## Stated problem
Output the material beneath this task exactly, images excluded.

Extracted data entries:
<<<<

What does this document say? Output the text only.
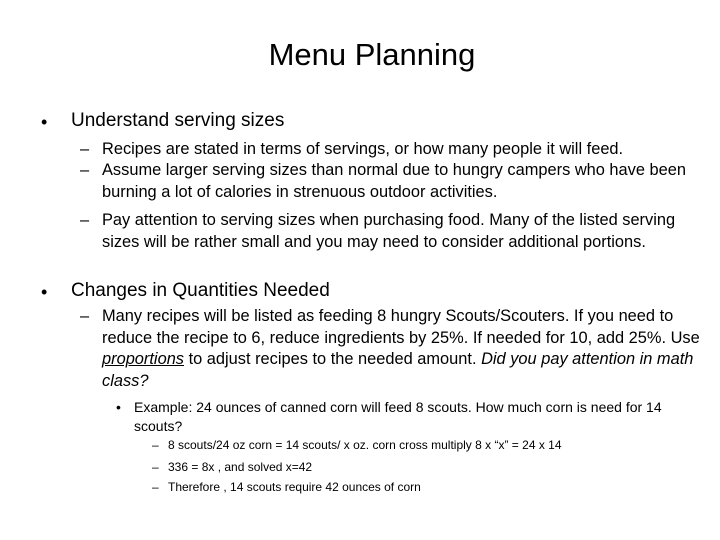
Menu Planning
• Understand serving sizes
– Recipes are stated in terms of servings, or how many people it will feed.
– Assume larger serving sizes than normal due to hungry campers who have been burning a lot of calories in strenuous outdoor activities.
– Pay attention to serving sizes when purchasing food. Many of the listed serving sizes will be rather small and you may need to consider additional portions.
• Changes in Quantities Needed
– Many recipes will be listed as feeding 8 hungry Scouts/Scouters. If you need to reduce the recipe to 6, reduce ingredients by 25%. If needed for 10, add 25%. Use proportions to adjust recipes to the needed amount. Did you pay attention in math class?
• Example: 24 ounces of canned corn will feed 8 scouts. How much corn is need for 14 scouts?
– 8 scouts/24 oz corn = 14 scouts/ x oz. corn cross multiply 8 x “x” = 24 x 14
– 336 = 8x , and solved x=42
– Therefore , 14 scouts require 42 ounces of corn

>>>>

## Full answer
What does this document say? Output the text only.
Menu Planning
• Understand serving sizes
– Recipes are stated in terms of servings, or how many people it will feed.
– Assume larger serving sizes than normal due to hungry campers who have been burning a lot of calories in strenuous outdoor activities.
– Pay attention to serving sizes when purchasing food. Many of the listed serving sizes will be rather small and you may need to consider additional portions.
• Changes in Quantities Needed
– Many recipes will be listed as feeding 8 hungry Scouts/Scouters. If you need to reduce the recipe to 6, reduce ingredients by 25%. If needed for 10, add 25%. Use proportions to adjust recipes to the needed amount. Did you pay attention in math class?
• Example: 24 ounces of canned corn will feed 8 scouts. How much corn is need for 14 scouts?
– 8 scouts/24 oz corn = 14 scouts/ x oz. corn cross multiply 8 x “x” = 24 x 14
– 336 = 8x , and solved x=42
– Therefore , 14 scouts require 42 ounces of corn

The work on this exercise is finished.